Dataset items
════════════════════

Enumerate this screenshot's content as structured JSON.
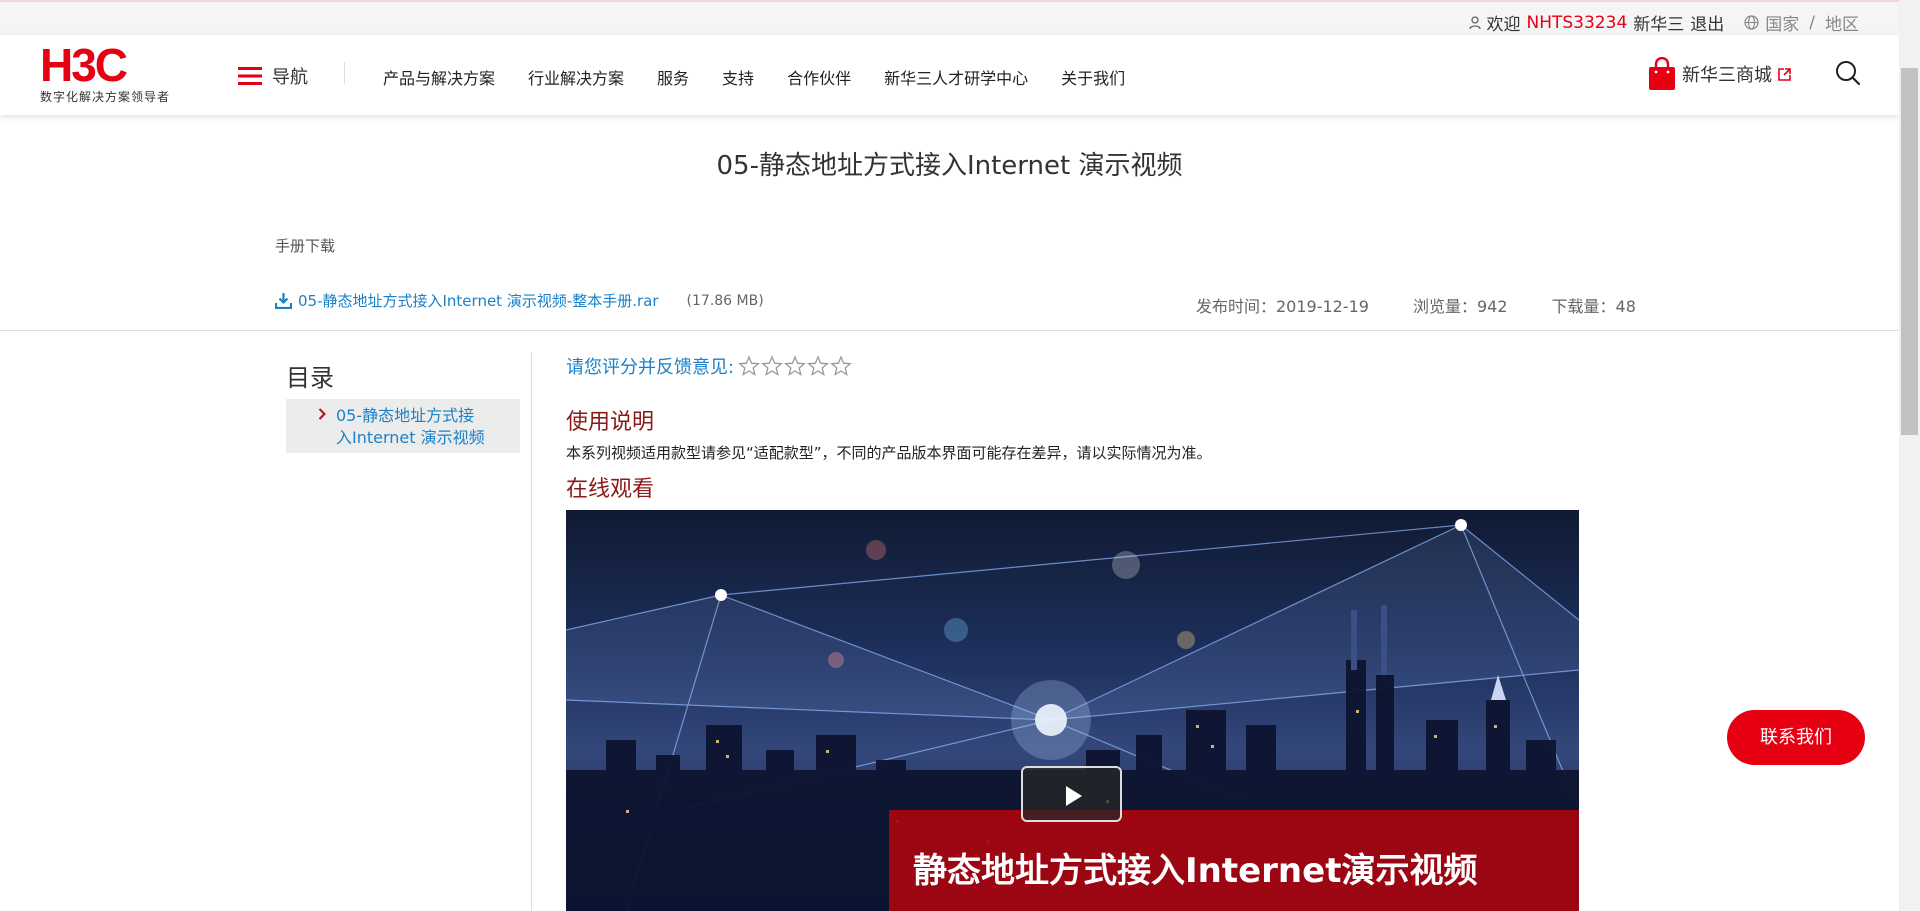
{
  "topbar": {
    "welcome": "欢迎",
    "username": "NHTS33234",
    "company": "新华三",
    "logout": "退出",
    "country": "国家",
    "slash": "/",
    "region": "地区"
  },
  "header": {
    "logo_text": "H3C",
    "slogan": "数字化解决方案领导者",
    "nav_toggle": "导航",
    "menu": [
      "产品与解决方案",
      "行业解决方案",
      "服务",
      "支持",
      "合作伙伴",
      "新华三人才研学中心",
      "关于我们"
    ],
    "mall": "新华三商城"
  },
  "document": {
    "title": "05-静态地址方式接入Internet 演示视频",
    "manual_label": "手册下载",
    "download_link": "05-静态地址方式接入Internet 演示视频-整本手册.rar",
    "download_size": "(17.86 MB)",
    "publish": "发布时间：2019-12-19",
    "views": "浏览量：942",
    "downloads": "下载量：48"
  },
  "toc": {
    "title": "目录",
    "item_line1": "05-静态地址方式接",
    "item_line2": "入Internet 演示视频"
  },
  "content": {
    "rating_prompt": "请您评分并反馈意见:",
    "stars_total": 5,
    "stars_filled": 0,
    "usage_heading": "使用说明",
    "usage_text": "本系列视频适用款型请参见“适配款型”，不同的产品版本界面可能存在差异，请以实际情况为准。",
    "online_heading": "在线观看",
    "video_caption": "静态地址方式接入Internet演示视频"
  },
  "contact_button": "联系我们",
  "colors": {
    "brand_red": "#e60012",
    "link_blue": "#1a80c8",
    "heading_red": "#8b1a1a"
  }
}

════════════════════

→ **EXERCISE GOAL**
All of the data above should be quoted exactly, except for the pictures.

→ **SOLUTION**
Enumerate this screenshot's content as structured JSON.
{
  "topbar": {
    "welcome": "欢迎",
    "username": "NHTS33234",
    "company": "新华三",
    "logout": "退出",
    "country": "国家",
    "slash": "/",
    "region": "地区"
  },
  "header": {
    "logo_text": "H3C",
    "slogan": "数字化解决方案领导者",
    "nav_toggle": "导航",
    "menu": [
      "产品与解决方案",
      "行业解决方案",
      "服务",
      "支持",
      "合作伙伴",
      "新华三人才研学中心",
      "关于我们"
    ],
    "mall": "新华三商城"
  },
  "document": {
    "title": "05-静态地址方式接入Internet 演示视频",
    "manual_label": "手册下载",
    "download_link": "05-静态地址方式接入Internet 演示视频-整本手册.rar",
    "download_size": "(17.86 MB)",
    "publish": "发布时间：2019-12-19",
    "views": "浏览量：942",
    "downloads": "下载量：48"
  },
  "toc": {
    "title": "目录",
    "item_line1": "05-静态地址方式接",
    "item_line2": "入Internet 演示视频"
  },
  "content": {
    "rating_prompt": "请您评分并反馈意见:",
    "stars_total": 5,
    "stars_filled": 0,
    "usage_heading": "使用说明",
    "usage_text": "本系列视频适用款型请参见“适配款型”，不同的产品版本界面可能存在差异，请以实际情况为准。",
    "online_heading": "在线观看",
    "video_caption": "静态地址方式接入Internet演示视频"
  },
  "contact_button": "联系我们",
  "colors": {
    "brand_red": "#e60012",
    "link_blue": "#1a80c8",
    "heading_red": "#8b1a1a"
  }
}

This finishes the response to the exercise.